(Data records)
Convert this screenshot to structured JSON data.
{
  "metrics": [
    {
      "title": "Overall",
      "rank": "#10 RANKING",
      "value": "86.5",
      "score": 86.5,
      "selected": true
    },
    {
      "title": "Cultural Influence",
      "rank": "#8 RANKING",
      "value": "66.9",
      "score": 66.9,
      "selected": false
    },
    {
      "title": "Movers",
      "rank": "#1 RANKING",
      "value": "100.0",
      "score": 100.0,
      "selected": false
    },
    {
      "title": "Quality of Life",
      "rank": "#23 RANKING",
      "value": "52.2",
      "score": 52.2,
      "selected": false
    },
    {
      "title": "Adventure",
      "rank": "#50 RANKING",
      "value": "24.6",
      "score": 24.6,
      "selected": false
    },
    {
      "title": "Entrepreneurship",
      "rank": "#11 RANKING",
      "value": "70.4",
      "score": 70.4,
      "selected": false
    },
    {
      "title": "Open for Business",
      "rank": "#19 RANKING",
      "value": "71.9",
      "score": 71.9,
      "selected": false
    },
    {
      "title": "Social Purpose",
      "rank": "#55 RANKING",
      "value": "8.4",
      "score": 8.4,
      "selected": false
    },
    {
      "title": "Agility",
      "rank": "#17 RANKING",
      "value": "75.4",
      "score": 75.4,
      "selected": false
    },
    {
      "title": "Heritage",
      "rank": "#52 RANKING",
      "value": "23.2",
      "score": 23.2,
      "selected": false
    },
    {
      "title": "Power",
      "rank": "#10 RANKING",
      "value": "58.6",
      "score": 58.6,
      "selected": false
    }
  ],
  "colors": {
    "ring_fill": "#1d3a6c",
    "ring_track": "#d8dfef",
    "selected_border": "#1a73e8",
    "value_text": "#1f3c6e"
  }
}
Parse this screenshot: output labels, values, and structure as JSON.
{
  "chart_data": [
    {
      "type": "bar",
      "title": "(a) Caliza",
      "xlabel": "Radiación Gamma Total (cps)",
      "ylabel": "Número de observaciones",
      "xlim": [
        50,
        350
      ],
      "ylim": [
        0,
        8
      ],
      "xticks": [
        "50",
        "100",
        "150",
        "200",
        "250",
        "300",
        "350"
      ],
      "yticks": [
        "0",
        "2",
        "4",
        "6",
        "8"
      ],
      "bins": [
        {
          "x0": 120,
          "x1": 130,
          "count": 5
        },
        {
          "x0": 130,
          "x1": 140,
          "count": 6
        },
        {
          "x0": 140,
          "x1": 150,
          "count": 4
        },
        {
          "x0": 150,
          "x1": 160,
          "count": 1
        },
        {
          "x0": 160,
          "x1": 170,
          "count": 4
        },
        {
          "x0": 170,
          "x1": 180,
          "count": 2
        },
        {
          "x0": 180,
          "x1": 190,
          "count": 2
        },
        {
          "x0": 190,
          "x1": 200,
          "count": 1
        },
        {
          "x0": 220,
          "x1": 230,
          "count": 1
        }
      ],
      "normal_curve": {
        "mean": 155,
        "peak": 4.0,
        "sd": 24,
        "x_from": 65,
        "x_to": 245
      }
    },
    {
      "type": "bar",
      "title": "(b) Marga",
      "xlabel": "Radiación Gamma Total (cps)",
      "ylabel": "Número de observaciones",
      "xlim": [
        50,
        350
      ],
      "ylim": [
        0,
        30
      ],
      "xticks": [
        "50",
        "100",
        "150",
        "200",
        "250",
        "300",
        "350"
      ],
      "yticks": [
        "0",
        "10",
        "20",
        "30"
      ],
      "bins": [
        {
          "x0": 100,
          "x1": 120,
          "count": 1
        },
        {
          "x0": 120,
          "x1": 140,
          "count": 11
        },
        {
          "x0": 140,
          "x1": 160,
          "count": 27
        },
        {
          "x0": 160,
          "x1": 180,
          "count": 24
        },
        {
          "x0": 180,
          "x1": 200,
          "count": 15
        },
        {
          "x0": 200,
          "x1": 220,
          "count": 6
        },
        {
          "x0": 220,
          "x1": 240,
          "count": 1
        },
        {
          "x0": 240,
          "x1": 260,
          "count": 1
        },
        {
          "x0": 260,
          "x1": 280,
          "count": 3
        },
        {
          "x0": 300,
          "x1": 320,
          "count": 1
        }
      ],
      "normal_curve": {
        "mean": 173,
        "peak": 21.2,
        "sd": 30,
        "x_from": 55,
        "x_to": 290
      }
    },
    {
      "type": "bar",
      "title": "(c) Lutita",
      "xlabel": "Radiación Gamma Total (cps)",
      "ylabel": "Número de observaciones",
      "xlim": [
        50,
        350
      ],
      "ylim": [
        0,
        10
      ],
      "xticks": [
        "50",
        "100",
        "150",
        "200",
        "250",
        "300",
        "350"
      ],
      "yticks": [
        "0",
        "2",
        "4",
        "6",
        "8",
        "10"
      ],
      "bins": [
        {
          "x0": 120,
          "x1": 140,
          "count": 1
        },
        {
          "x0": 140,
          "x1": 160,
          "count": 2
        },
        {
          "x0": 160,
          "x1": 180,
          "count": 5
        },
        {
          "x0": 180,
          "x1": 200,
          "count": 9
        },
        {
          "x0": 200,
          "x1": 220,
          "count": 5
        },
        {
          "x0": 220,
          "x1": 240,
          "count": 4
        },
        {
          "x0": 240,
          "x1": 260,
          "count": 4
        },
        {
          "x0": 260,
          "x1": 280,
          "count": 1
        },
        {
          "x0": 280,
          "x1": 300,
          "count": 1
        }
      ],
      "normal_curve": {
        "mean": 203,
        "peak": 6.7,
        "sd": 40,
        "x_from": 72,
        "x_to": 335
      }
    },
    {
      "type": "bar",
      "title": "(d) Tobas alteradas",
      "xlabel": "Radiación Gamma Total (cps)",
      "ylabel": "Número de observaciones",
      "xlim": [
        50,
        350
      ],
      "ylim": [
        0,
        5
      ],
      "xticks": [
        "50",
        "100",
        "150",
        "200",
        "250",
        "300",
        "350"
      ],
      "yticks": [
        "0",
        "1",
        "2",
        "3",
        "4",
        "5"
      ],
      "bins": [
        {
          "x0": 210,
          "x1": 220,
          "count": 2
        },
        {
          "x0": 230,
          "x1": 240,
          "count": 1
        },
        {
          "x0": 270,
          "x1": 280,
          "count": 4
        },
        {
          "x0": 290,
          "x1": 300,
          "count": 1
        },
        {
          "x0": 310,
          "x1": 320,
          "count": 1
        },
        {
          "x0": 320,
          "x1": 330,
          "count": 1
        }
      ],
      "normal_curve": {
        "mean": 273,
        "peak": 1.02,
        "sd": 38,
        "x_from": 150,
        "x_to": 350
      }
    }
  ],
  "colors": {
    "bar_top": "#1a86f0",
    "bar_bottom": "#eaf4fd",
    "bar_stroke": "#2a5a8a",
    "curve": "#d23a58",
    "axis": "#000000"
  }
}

▶ [CHALLENGE] Extract every line containing the string "rank" from the data above.

▶ [ANSWER TO THIS PROBLEM]
      "rank": "#10 RANKING",
      "rank": "#8 RANKING",
      "rank": "#1 RANKING",
      "rank": "#23 RANKING",
      "rank": "#50 RANKING",
      "rank": "#11 RANKING",
      "rank": "#19 RANKING",
      "rank": "#55 RANKING",
      "rank": "#17 RANKING",
      "rank": "#52 RANKING",
      "rank": "#10 RANKING",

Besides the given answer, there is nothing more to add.